§ **DATA RECORDS**
== == ==

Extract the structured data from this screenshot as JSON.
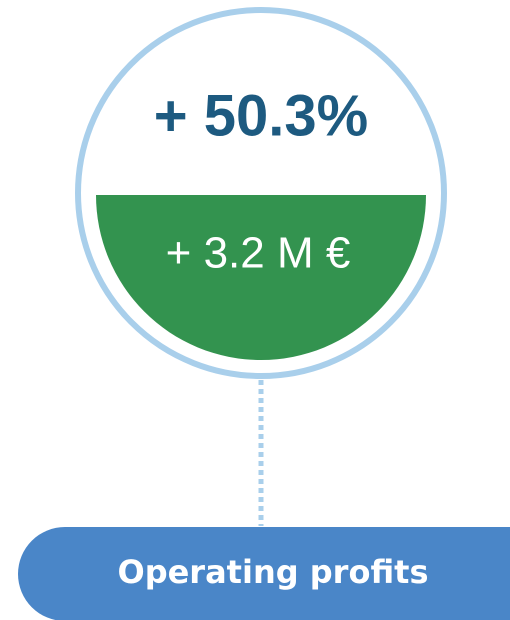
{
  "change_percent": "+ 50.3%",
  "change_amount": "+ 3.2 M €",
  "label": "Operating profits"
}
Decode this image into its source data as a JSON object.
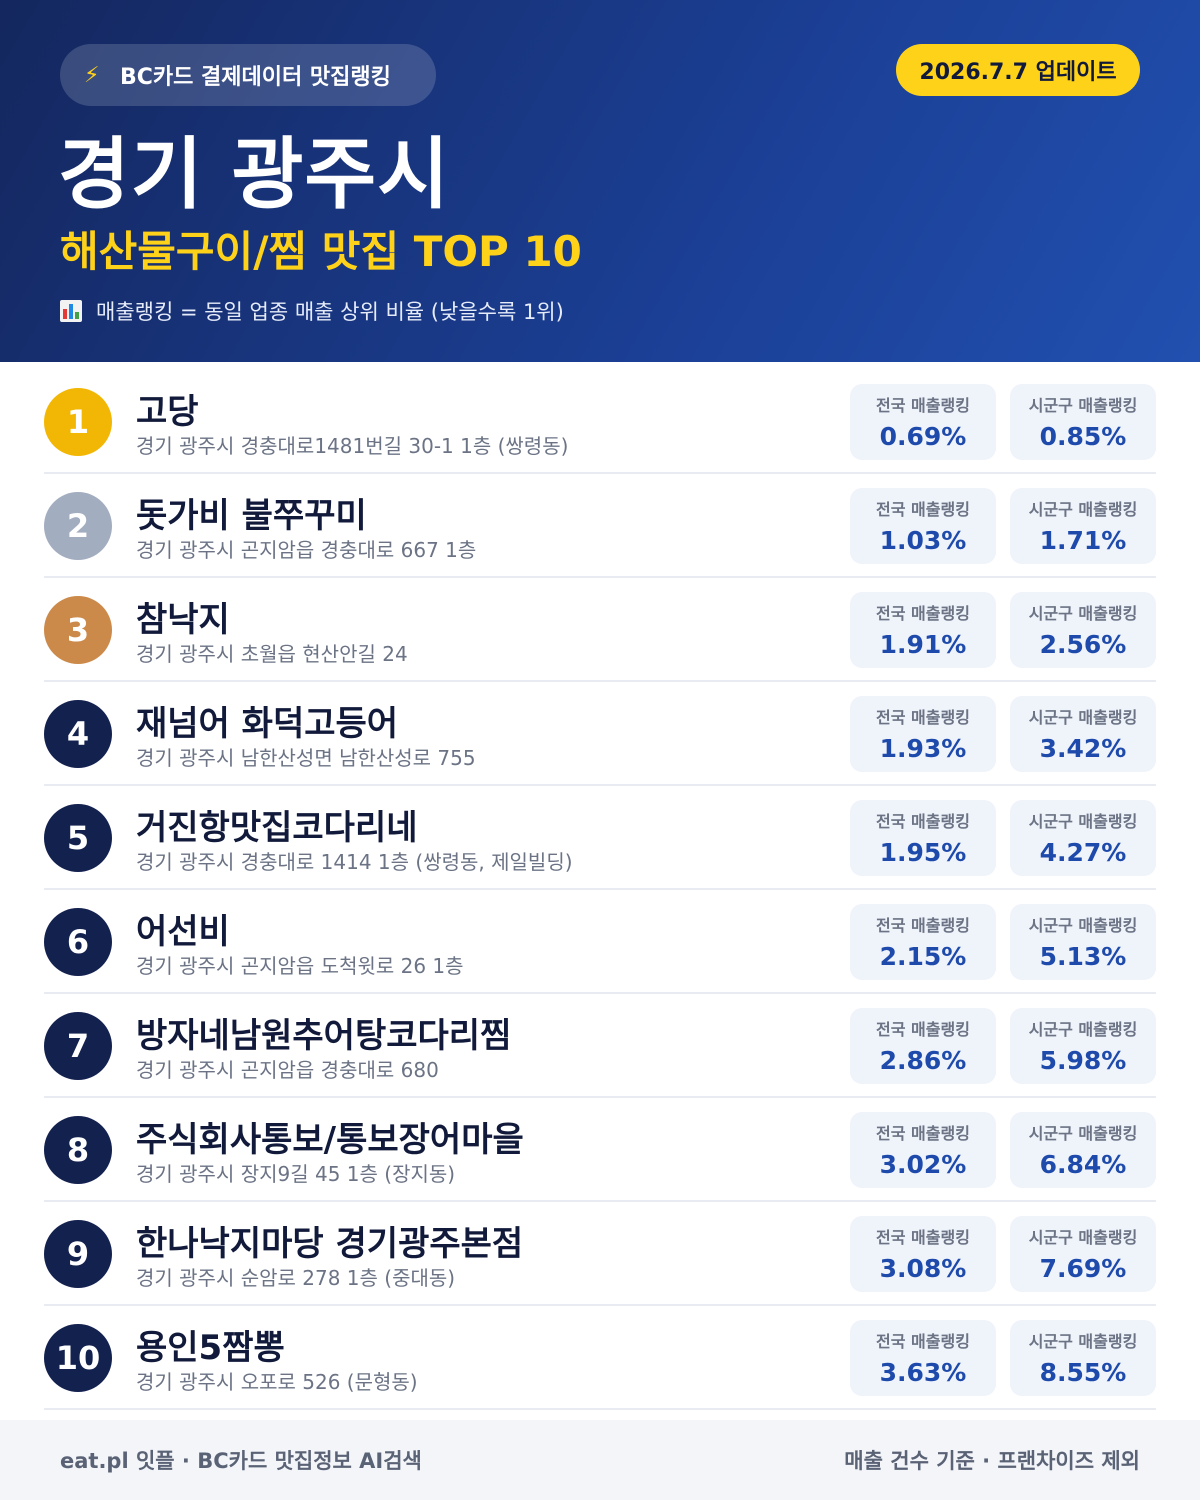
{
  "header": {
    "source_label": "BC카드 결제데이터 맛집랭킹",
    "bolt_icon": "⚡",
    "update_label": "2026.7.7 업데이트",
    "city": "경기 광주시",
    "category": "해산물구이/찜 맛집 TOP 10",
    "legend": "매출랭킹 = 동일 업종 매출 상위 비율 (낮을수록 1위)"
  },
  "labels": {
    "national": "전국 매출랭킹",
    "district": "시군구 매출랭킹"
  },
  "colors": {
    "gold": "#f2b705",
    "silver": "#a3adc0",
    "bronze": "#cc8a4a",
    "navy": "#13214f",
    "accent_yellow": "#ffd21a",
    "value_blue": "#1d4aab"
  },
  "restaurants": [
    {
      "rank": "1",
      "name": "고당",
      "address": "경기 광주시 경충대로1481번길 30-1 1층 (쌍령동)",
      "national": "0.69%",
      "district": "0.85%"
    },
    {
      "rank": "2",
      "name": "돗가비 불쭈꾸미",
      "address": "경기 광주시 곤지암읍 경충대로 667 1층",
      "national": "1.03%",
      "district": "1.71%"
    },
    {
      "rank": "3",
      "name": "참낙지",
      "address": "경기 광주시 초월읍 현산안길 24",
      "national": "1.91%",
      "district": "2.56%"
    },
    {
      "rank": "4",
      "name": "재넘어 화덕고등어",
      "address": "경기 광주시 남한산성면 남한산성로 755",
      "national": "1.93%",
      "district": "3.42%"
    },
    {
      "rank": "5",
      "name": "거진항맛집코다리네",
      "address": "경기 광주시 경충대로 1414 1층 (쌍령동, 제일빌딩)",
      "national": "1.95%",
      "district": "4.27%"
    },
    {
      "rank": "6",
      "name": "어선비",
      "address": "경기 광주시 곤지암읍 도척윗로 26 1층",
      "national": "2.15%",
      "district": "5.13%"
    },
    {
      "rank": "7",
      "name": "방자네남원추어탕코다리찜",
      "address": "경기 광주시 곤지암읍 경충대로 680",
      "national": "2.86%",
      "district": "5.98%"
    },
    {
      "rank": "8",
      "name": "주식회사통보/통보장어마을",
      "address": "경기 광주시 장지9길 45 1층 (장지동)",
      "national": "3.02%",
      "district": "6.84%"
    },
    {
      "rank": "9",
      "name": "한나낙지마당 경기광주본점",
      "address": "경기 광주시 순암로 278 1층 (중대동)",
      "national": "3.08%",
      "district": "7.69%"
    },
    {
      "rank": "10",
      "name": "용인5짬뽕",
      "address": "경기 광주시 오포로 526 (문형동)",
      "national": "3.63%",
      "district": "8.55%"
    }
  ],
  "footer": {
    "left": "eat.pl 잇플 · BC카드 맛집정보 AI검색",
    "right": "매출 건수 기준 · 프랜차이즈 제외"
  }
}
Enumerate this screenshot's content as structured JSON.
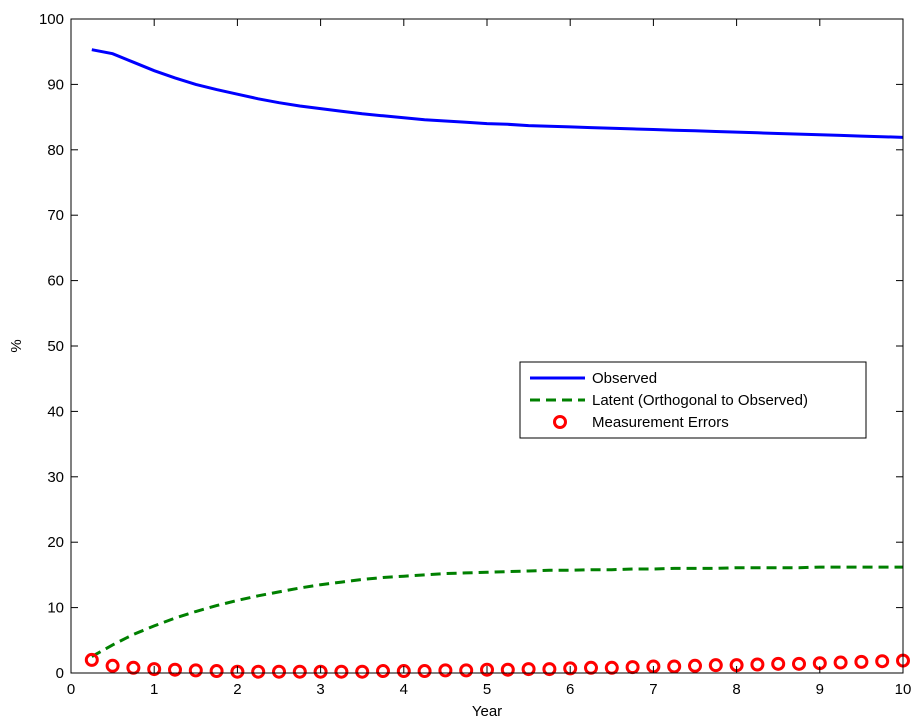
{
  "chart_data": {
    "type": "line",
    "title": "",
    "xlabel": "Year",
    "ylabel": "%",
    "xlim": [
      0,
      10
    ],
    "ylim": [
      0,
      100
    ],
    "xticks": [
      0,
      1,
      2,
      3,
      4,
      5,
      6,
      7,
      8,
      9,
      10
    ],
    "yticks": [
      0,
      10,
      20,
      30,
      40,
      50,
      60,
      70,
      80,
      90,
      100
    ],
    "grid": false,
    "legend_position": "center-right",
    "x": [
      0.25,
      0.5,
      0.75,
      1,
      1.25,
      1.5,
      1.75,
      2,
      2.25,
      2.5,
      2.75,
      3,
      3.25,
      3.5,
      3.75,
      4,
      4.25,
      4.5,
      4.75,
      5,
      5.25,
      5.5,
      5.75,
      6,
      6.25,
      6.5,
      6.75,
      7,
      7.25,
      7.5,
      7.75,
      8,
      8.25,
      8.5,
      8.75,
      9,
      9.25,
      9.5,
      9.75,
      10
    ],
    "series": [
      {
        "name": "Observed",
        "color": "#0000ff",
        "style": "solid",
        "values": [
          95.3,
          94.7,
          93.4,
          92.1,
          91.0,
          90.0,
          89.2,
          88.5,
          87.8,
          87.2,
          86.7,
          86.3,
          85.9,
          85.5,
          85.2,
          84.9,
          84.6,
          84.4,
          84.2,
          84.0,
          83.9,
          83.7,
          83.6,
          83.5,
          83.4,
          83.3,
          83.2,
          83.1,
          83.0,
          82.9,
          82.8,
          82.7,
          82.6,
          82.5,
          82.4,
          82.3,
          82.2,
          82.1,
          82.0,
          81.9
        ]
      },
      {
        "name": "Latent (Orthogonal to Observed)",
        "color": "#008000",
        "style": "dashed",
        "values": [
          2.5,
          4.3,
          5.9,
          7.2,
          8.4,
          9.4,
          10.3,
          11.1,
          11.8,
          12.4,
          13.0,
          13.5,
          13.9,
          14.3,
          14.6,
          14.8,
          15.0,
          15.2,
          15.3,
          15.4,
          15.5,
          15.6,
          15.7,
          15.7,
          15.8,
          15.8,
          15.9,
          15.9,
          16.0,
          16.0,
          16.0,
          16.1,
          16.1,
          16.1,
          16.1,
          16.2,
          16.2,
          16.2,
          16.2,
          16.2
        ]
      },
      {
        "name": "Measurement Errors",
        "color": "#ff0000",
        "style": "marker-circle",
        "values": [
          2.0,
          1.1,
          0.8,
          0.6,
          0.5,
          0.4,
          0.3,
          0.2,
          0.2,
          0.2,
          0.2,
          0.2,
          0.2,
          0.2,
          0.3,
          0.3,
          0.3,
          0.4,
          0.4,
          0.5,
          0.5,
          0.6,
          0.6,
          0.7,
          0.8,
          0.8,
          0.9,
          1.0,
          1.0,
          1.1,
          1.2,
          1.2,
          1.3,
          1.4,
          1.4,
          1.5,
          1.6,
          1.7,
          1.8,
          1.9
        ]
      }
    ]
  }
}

== == ==

Only lines with the string "BC카드" belong in your answer; copy each one.

§ **ANSWER TO THIS EXERCISE**
    "source_label": "BC카드 결제데이터 맛집랭킹",
    "left": "eat.pl 잇플 · BC카드 맛집정보 AI검색",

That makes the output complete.